▶ [WHAT IS ASKED]: Please put each line of the listing below into a Markdown table with the columns "Row" and "Entry", numbering the rows and skipping blank lines. Leave the pictures out of the table.

====

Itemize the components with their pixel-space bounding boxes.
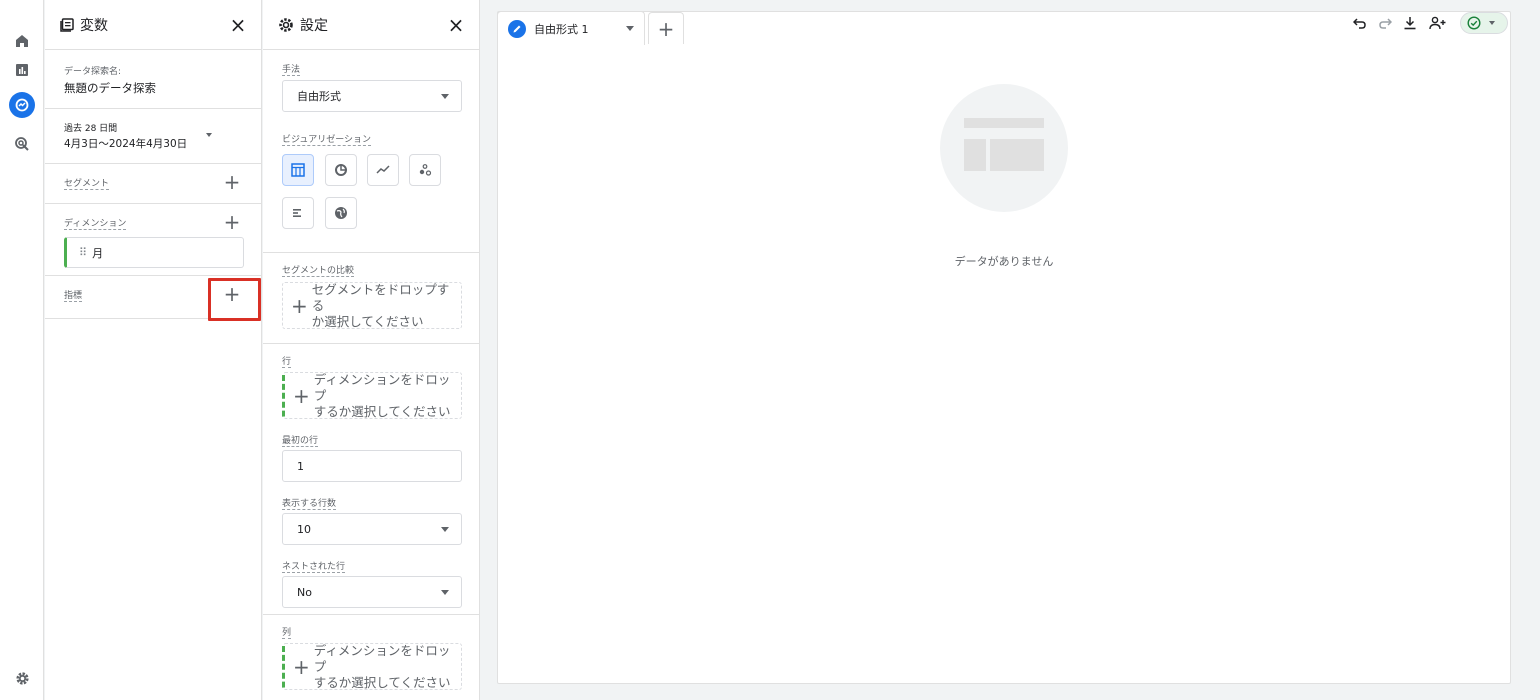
segment-compare-section: セグメントの比較 + セグメントをドロップする か選択してください	[263, 253, 479, 344]
show-rows-caret-icon	[441, 527, 449, 532]
start-row-label: 最初の行	[282, 436, 319, 446]
technique-value: 自由形式	[297, 90, 341, 103]
variables-panel: 変数 × データ探索名: 無題のデータ探索 過去 28 日間 4月3日～2024…	[45, 0, 262, 700]
date-range-label: 過去 28 日間	[64, 124, 118, 134]
donut-chart-icon	[335, 164, 347, 176]
dimensions-section: ディメンション + ⠿ 月	[45, 204, 261, 276]
segments-section: セグメント +	[45, 164, 261, 204]
reports-icon[interactable]	[9, 57, 35, 83]
variables-title: 変数	[80, 17, 108, 34]
share-user-icon[interactable]	[1427, 12, 1449, 34]
columns-label: 列	[282, 628, 292, 638]
segments-label: セグメント	[64, 179, 110, 189]
show-rows-select[interactable]: 10	[282, 513, 462, 545]
drag-handle-icon[interactable]: ⠿	[79, 246, 87, 259]
add-segment-button[interactable]: +	[222, 172, 242, 192]
viz-bar-button[interactable]	[282, 197, 314, 229]
nested-rows-label: ネストされた行	[282, 562, 346, 572]
segment-drop-text-2: か選択してください	[311, 313, 424, 329]
columns-section: 列 + ディメンションをドロップ するか選択してください	[263, 615, 479, 700]
viz-scatter-button[interactable]	[409, 154, 441, 186]
rows-drop-text-2: するか選択してください	[313, 403, 451, 419]
plus-icon: +	[293, 654, 310, 679]
start-row-value: 1	[297, 459, 304, 473]
date-range-section[interactable]: 過去 28 日間 4月3日～2024年4月30日	[45, 109, 261, 164]
plus-icon: +	[293, 383, 310, 408]
exploration-name-section: データ探索名: 無題のデータ探索	[45, 50, 261, 109]
date-range-value: 4月3日～2024年4月30日	[64, 138, 188, 150]
redo-icon[interactable]	[1374, 12, 1396, 34]
viz-donut-button[interactable]	[325, 154, 357, 186]
dimension-chip-label: 月	[92, 246, 104, 260]
check-circle-icon	[1467, 16, 1481, 30]
undo-icon[interactable]	[1349, 12, 1371, 34]
status-caret-icon	[1489, 21, 1495, 25]
date-range-caret-icon[interactable]	[206, 133, 212, 137]
viz-table-button[interactable]	[282, 154, 314, 186]
segment-drop-text-1: セグメントをドロップする	[311, 281, 450, 313]
technique-select[interactable]: 自由形式	[282, 80, 462, 112]
add-dimension-button[interactable]: +	[222, 212, 242, 232]
technique-label: 手法	[282, 65, 301, 75]
close-settings-icon[interactable]: ×	[445, 13, 467, 37]
settings-title: 設定	[300, 17, 328, 34]
scatter-chart-icon	[419, 164, 432, 176]
columns-drop-text-2: するか選択してください	[313, 674, 451, 690]
settings-icon	[279, 17, 293, 32]
globe-icon	[335, 207, 347, 219]
viz-geo-button[interactable]	[325, 197, 357, 229]
app: 変数 × データ探索名: 無題のデータ探索 過去 28 日間 4月3日～2024…	[0, 0, 1540, 700]
nested-rows-value: No	[297, 585, 312, 599]
technique-caret-icon	[441, 94, 449, 99]
rows-drop-zone[interactable]: + ディメンションをドロップ するか選択してください	[282, 372, 462, 419]
start-row-input[interactable]: 1	[282, 450, 462, 482]
exploration-canvas: データがありません	[497, 11, 1511, 684]
nested-rows-select[interactable]: No	[282, 576, 462, 608]
dimension-chip-month[interactable]: ⠿ 月	[64, 237, 244, 268]
exploration-name-label: データ探索名:	[64, 67, 122, 77]
close-variables-icon[interactable]: ×	[227, 13, 249, 37]
explore-icon[interactable]	[9, 92, 35, 118]
status-check-dropdown[interactable]	[1460, 12, 1508, 34]
segment-drop-zone[interactable]: + セグメントをドロップする か選択してください	[282, 282, 462, 329]
no-data-text: データがありません	[954, 255, 1054, 268]
line-chart-icon	[376, 165, 390, 174]
table-icon	[291, 163, 305, 177]
variables-icon	[60, 17, 74, 32]
settings-panel: 設定 × 手法 自由形式 ビジュアリゼーション セグメントの比較 + セグメント…	[263, 0, 480, 700]
bar-chart-icon	[293, 209, 301, 217]
tab-label: 自由形式 1	[534, 22, 589, 36]
rows-drop-text-1: ディメンションをドロップ	[313, 371, 451, 403]
metrics-label: 指標	[64, 291, 83, 301]
show-rows-value: 10	[297, 522, 311, 536]
rows-section: 行 + ディメンションをドロップ するか選択してください 最初の行 1 表示する…	[263, 344, 479, 615]
left-nav-rail	[0, 0, 44, 700]
technique-section: 手法 自由形式 ビジュアリゼーション	[263, 50, 479, 253]
plus-icon: +	[291, 293, 308, 318]
rows-label: 行	[282, 357, 292, 367]
empty-table-illustration	[940, 84, 1068, 212]
exploration-name-input[interactable]: 無題のデータ探索	[64, 80, 261, 96]
tab-freeform-1[interactable]: 自由形式 1	[497, 11, 645, 45]
home-icon[interactable]	[9, 28, 35, 54]
visualization-label: ビジュアリゼーション	[282, 135, 372, 145]
advertising-icon[interactable]	[9, 131, 35, 157]
segment-compare-label: セグメントの比較	[282, 266, 355, 276]
nested-rows-caret-icon	[441, 590, 449, 595]
variables-header: 変数 ×	[45, 0, 261, 50]
show-rows-label: 表示する行数	[282, 499, 337, 509]
columns-drop-zone[interactable]: + ディメンションをドロップ するか選択してください	[282, 643, 462, 690]
settings-header: 設定 ×	[263, 0, 479, 50]
columns-drop-text-1: ディメンションをドロップ	[313, 642, 451, 674]
add-tab-button[interactable]: +	[648, 12, 684, 44]
tab-caret-icon[interactable]	[626, 26, 634, 31]
highlight-box	[208, 278, 261, 321]
dimensions-label: ディメンション	[64, 219, 127, 229]
settings-gear-icon[interactable]	[9, 665, 35, 691]
viz-line-button[interactable]	[367, 154, 399, 186]
pencil-icon	[508, 19, 526, 38]
download-icon[interactable]	[1399, 12, 1421, 34]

====

▶ [OUTPUT OF THE EXERCISE]:
| Row | Entry |
|---|---|
| 1 | Itemize the components with their pixel-space bounding boxes. |
| 2 | segment-compare-section: セグメントの比較 + セグメントをドロップする か選択してください	[263, 253, 479, 344] |
| 3 | show-rows-caret-icon	[441, 527, 449, 532] |
| 4 | start-row-label: 最初の行	[282, 436, 319, 446] |
| 5 | technique-value: 自由形式	[297, 90, 341, 103] |
| 6 | variables-panel: 変数 × データ探索名: 無題のデータ探索 過去 28 日間 4月3日～2024…	[45, 0, 262, 700] |
| 7 | date-range-label: 過去 28 日間	[64, 124, 118, 134] |
| 8 | donut-chart-icon	[335, 164, 347, 176] |
| 9 | dimensions-section: ディメンション + ⠿ 月	[45, 204, 261, 276] |
| 10 | segments-section: セグメント +	[45, 164, 261, 204] |
| 11 | reports-icon[interactable]	[9, 57, 35, 83] |
| 12 | variables-title: 変数	[80, 17, 108, 34] |
| 13 | share-user-icon[interactable]	[1427, 12, 1449, 34] |
| 14 | columns-label: 列	[282, 628, 292, 638] |
| 15 | segments-label: セグメント	[64, 179, 110, 189] |
| 16 | show-rows-select[interactable]: 10	[282, 513, 462, 545] |
| 17 | drag-handle-icon[interactable]: ⠿	[79, 246, 87, 259] |
| 18 | add-segment-button[interactable]: +	[222, 172, 242, 192] |
| 19 | viz-bar-button[interactable]	[282, 197, 314, 229] |
| 20 | nested-rows-label: ネストされた行	[282, 562, 346, 572] |
| 21 | segment-drop-text-2: か選択してください	[311, 313, 424, 329] |
| 22 | columns-section: 列 + ディメンションをドロップ するか選択してください	[263, 615, 479, 700] |
| 23 | viz-scatter-button[interactable]	[409, 154, 441, 186] |
| 24 | rows-drop-text-2: するか選択してください	[313, 403, 451, 419] |
| 25 | plus-icon: +	[293, 654, 310, 679] |
| 26 | start-row-value: 1	[297, 459, 304, 473] |
| 27 | date-range-section[interactable]: 過去 28 日間 4月3日～2024年4月30日	[45, 109, 261, 164] |
| 28 | plus-icon: +	[293, 383, 310, 408] |
| 29 | exploration-name-section: データ探索名: 無題のデータ探索	[45, 50, 261, 109] |
| 30 | date-range-value: 4月3日～2024年4月30日	[64, 138, 188, 150] |
| 31 | redo-icon[interactable]	[1374, 12, 1396, 34] |
| 32 | viz-donut-button[interactable]	[325, 154, 357, 186] |
| 33 | dimension-chip-label: 月	[92, 246, 104, 260] |
| 34 | check-circle-icon	[1467, 16, 1481, 30] |
| 35 | undo-icon[interactable]	[1349, 12, 1371, 34] |
| 36 | status-caret-icon	[1489, 21, 1495, 25] |
| 37 | date-range-caret-icon[interactable]	[206, 133, 212, 137] |
| 38 | viz-table-button[interactable]	[282, 154, 314, 186] |
| 39 | segment-drop-text-1: セグメントをドロップする	[311, 281, 450, 313] |
| 40 | technique-select[interactable]: 自由形式	[282, 80, 462, 112] |
| 41 | add-dimension-button[interactable]: +	[222, 212, 242, 232] |
| 42 | technique-label: 手法	[282, 65, 301, 75] |
| 43 | close-settings-icon[interactable]: ×	[445, 13, 467, 37] |
| 44 | settings-title: 設定	[300, 17, 328, 34] |
| 45 | scatter-chart-icon	[419, 164, 432, 176] |
| 46 | columns-drop-text-2: するか選択してください	[313, 674, 451, 690] |
| 47 | settings-icon	[279, 17, 293, 32] |
| 48 | globe-icon	[335, 207, 347, 219] |
| 49 | viz-geo-button[interactable]	[325, 197, 357, 229] |
| 50 | app: 変数 × データ探索名: 無題のデータ探索 過去 28 日間 4月3日～2024…	[0, 0, 1540, 700] |
| 51 | nested-rows-value: No	[297, 585, 312, 599] |
| 52 | technique-caret-icon	[441, 94, 449, 99] |
| 53 | rows-drop-zone[interactable]: + ディメンションをドロップ するか選択してください	[282, 372, 462, 419] |
| 54 | start-row-input[interactable]: 1	[282, 450, 462, 482] |
| 55 | exploration-canvas: データがありません	[497, 11, 1511, 684] |
| 56 | nested-rows-select[interactable]: No	[282, 576, 462, 608] |
| 57 | dimension-chip-month[interactable]: ⠿ 月	[64, 237, 244, 268] |
| 58 | exploration-name-label: データ探索名:	[64, 67, 122, 77] |
| 59 | close-variables-icon[interactable]: ×	[227, 13, 249, 37] |
| 60 | explore-icon[interactable]	[9, 92, 35, 118] |
| 61 | status-check-dropdown[interactable]	[1460, 12, 1508, 34] |
| 62 | segment-drop-zone[interactable]: + セグメントをドロップする か選択してください	[282, 282, 462, 329] |
| 63 | no-data-text: データがありません	[954, 255, 1054, 268] |
| 64 | line-chart-icon	[376, 165, 390, 174] |
| 65 | table-icon	[291, 163, 305, 177] |
| 66 | variables-icon	[60, 17, 74, 32] |
| 67 | settings-panel: 設定 × 手法 自由形式 ビジュアリゼーション セグメントの比較 + セグメント…	[263, 0, 480, 700] |
| 68 | bar-chart-icon	[293, 209, 301, 217] |
| 69 | tab-label: 自由形式 1	[534, 22, 589, 36] |
| 70 | rows-drop-text-1: ディメンションをドロップ	[313, 371, 451, 403] |
| 71 | metrics-label: 指標	[64, 291, 83, 301] |
| 72 | show-rows-value: 10	[297, 522, 311, 536] |
| 73 | rows-section: 行 + ディメンションをドロップ するか選択してください 最初の行 1 表示する…	[263, 344, 479, 615] |
| 74 | left-nav-rail	[0, 0, 44, 700] |
| 75 | technique-section: 手法 自由形式 ビジュアリゼーション	[263, 50, 479, 253] |
| 76 | plus-icon: +	[291, 293, 308, 318] |
| 77 | rows-label: 行	[282, 357, 292, 367] |
| 78 | empty-table-illustration	[940, 84, 1068, 212] |
| 79 | exploration-name-input[interactable]: 無題のデータ探索	[64, 80, 261, 96] |
| 80 | tab-freeform-1[interactable]: 自由形式 1	[497, 11, 645, 45] |
| 81 | home-icon[interactable]	[9, 28, 35, 54] |
| 82 | visualization-label: ビジュアリゼーション	[282, 135, 372, 145] |
| 83 | advertising-icon[interactable]	[9, 131, 35, 157] |
| 84 | segment-compare-label: セグメントの比較	[282, 266, 355, 276] |
| 85 | nested-rows-caret-icon	[441, 590, 449, 595] |
| 86 | variables-header: 変数 ×	[45, 0, 261, 50] |
| 87 | show-rows-label: 表示する行数	[282, 499, 337, 509] |
| 88 | columns-drop-zone[interactable]: + ディメンションをドロップ するか選択してください	[282, 643, 462, 690] |
| 89 | settings-header: 設定 ×	[263, 0, 479, 50] |
| 90 | columns-drop-text-1: ディメンションをドロップ	[313, 642, 451, 674] |
| 91 | add-tab-button[interactable]: +	[648, 12, 684, 44] |
| 92 | tab-caret-icon[interactable]	[626, 26, 634, 31] |
| 93 | highlight-box	[208, 278, 261, 321] |
| 94 | dimensions-label: ディメンション	[64, 219, 127, 229] |
| 95 | settings-gear-icon[interactable]	[9, 665, 35, 691] |
| 96 | viz-line-button[interactable]	[367, 154, 399, 186] |
| 97 | pencil-icon	[508, 19, 526, 38] |
| 98 | download-icon[interactable]	[1399, 12, 1421, 34] |